* TEXTE FOURNI *
________________________________________
Les services publics face à l’austérité

Ce n’est pas un secret, les services publics sont sous pression. Depuis trente ans, on nous dit qu’ils ne sont pas efficaces, que le privé est plus performant…

Vous connaissez sûrement la musique.

Derrière tout ça, il y a la volonté des grandes entreprises multinationales et de ses représentants politiques d’avoir accès à de l’argent public pour faire un transfert de l’État aux actionnaires

Après la Seconde Guerre mondiale, dans les pays les plus développés économiquement (pour ainsi dire les membres de l’OCDE), les services publics se sont développés grâce à la pression du mouvement ouvrier organisé et du besoin des élites de construire des politiques de redistribution des richesses pour aider le développement du marché. Ainsi des secteurs comme l’électricité, l’eau, le gaz, la téléphonie… étaient gérés par l’État en France, Belgique, Royaume-Uni ou aux États-Unis.

Les services publics n’ont pas été mis au service de la majorité de la population, ni des travailleurs. Ils ont été construits pour suivre les intérêts des États lorsqu’ils ont choisi, malgré une opposition féroce du mouvement ouvrier et d’une grosse partie de la société, d’être privatisés, libéralisés ou transformés pour rendre service à une minorité tout en gardant la propriété publique.

Après trente-cinq ans de privatisations et vingt-cinq ans d’offensive idéologique contre la propriété publique, un premier bilan s’impose à l’égard de la situation des services publics. Les services sont aussi anciens que la civilisation. Elles sont une convention sociale basée sur les besoins de chaque société.

De la même manière que certains bateliers étaient payés par l’État pour permettre le transport au Moyen Âge, et les juges étaient aussi payés par la communauté dans les royaumes anciens, Babylone ou en Anatolie.

Aujourd’hui un débat sur le rôle de services publics s’impose. Il ne concerne pas seulement leurs statuts, mais aussi la façon dont ils sont gérés et par qui. On veut que des services publics à propriété d’État ou municipaux agissent comme le font les multinationales.

Au moment de la lutte contre la privatisation de l’eau à Thessalonique, on s’est trouvé face à deux autres entreprises publiques, une israélienne (Megkorot 100 % de capital public) et Suez Environnement (avec presque 60 % des capitaux publics) qui se sont portées candidates au rachat.

La lutte qui existe aujourd’hui en Europe contre la privatisation et pour la remunicipalisation doit ouvrir aussi un débat sur le type de gestion : une gestion plus ouverte, démocratique, où les entreprises sont mises au service de la société, où les travailleurs et usagers ne sont pas qu’une voix mais peuvent aussi disposer d’un droit de veto!

Le processus de remunicipalisation qu’on voit un peu partout montre comment les entreprises publiques du futur devraient agir : sortir de la logique marchande et agir dans le domaine des collaborations entre publics. Et pour montrer qu’on fait mieux que le privé, il faut ajouter aux critères de performance et d’efficacité des critères sociaux. Une entreprise qui coupe l’eau aux citoyens est une entreprise qui ne remplit pas sa fonction, elles n’ont pas été créées à cette fin.
________________________________________
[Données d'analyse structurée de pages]
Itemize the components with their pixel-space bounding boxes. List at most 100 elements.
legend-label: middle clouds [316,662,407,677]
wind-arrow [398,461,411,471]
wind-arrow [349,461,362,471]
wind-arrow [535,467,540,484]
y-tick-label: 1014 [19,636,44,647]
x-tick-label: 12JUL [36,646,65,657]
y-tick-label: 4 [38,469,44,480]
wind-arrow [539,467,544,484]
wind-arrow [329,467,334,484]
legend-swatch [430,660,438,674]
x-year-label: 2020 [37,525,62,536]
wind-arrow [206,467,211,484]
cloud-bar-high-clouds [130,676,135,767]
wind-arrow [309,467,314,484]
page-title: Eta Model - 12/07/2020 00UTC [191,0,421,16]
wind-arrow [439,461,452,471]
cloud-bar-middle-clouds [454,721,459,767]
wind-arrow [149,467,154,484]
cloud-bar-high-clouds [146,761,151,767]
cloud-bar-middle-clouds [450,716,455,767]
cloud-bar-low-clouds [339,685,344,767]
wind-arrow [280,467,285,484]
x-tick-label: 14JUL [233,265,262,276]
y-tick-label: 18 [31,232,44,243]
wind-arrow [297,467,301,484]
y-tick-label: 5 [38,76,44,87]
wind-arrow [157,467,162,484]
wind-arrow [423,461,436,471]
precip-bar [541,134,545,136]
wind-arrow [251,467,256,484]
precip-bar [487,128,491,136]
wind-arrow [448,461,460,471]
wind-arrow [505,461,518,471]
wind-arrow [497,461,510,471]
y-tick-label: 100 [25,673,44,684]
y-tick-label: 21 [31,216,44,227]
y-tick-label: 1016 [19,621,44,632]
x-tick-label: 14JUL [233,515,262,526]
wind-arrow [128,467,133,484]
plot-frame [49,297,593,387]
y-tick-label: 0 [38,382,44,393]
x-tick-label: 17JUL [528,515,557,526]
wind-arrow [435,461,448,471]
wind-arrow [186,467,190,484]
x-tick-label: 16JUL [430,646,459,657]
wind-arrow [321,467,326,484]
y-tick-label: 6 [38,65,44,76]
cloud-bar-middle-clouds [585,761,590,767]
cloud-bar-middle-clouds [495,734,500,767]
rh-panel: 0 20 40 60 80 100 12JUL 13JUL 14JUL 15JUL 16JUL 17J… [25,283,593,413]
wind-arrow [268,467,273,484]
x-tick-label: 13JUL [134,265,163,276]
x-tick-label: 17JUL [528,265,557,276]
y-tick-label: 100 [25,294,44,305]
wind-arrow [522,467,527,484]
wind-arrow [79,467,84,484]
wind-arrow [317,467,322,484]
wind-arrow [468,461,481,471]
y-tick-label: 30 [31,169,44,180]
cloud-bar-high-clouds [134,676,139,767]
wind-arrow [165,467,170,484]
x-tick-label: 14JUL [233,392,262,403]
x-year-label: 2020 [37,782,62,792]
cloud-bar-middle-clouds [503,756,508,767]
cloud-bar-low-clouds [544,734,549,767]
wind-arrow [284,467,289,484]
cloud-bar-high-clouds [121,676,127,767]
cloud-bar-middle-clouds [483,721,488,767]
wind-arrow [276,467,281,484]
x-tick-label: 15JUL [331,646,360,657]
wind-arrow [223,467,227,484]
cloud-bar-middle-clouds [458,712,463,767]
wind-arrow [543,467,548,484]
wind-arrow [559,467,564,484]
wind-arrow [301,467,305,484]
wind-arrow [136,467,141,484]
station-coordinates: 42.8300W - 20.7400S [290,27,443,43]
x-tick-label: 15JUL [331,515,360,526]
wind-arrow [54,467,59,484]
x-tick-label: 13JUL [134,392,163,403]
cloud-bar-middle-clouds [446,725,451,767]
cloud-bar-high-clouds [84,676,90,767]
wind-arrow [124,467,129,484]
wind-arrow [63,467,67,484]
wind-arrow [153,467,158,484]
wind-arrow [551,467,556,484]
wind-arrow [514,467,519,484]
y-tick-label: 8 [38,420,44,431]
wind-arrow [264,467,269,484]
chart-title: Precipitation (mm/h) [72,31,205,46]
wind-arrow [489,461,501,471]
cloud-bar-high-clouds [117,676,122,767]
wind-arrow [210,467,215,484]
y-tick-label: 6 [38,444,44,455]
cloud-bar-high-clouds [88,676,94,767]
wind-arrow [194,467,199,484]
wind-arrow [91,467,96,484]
________________________________________
* TÂCHES ET EXERCICES *
1) Résumez en deux phrases le texte sur les services publics face à l'austérité.
2) D'après le texte sur les services publics face à l'austérité, quelles entreprises publiques se sont portées candidates au rachat lors de la lutte contre la privatisation de l'eau à Thessalonique ?
3) Recopiez le passage du texte sur les services publics face à l'austérité qui commence par « Au moment de » et se poursuit jusqu'à « droit de veto! ».

* CORRIGÉ DES EXERCICES *
1) Développés après la Seconde Guerre mondiale dans les pays les plus développés économiquement, les services publics sont sous pression depuis trente ans, sous l'effet de la volonté des grandes multinationales d'accéder à l'argent public. La lutte contre la privatisation et pour la remunicipalisation doit ouvrir un débat sur une gestion plus ouverte et démocratique, qui ajoute des critères sociaux aux critères de performance et d'efficacité.

2) Megkorot, une entreprise israélienne, et Suez Environnement.

3)
Au moment de la lutte contre la privatisation de l’eau à Thessalonique, on s’est trouvé face à deux autres entreprises publiques, une israélienne (Megkorot 100 % de capital public) et Suez Environnement (avec presque 60 % des capitaux publics) qui se sont portées candidates au rachat.

La lutte qui existe aujourd’hui en Europe contre la privatisation et pour la remunicipalisation doit ouvrir aussi un débat sur le type de gestion : une gestion plus ouverte, démocratique, où les entreprises sont mises au service de la société, où les travailleurs et usagers ne sont pas qu’une voix mais peuvent aussi disposer d’un droit de veto!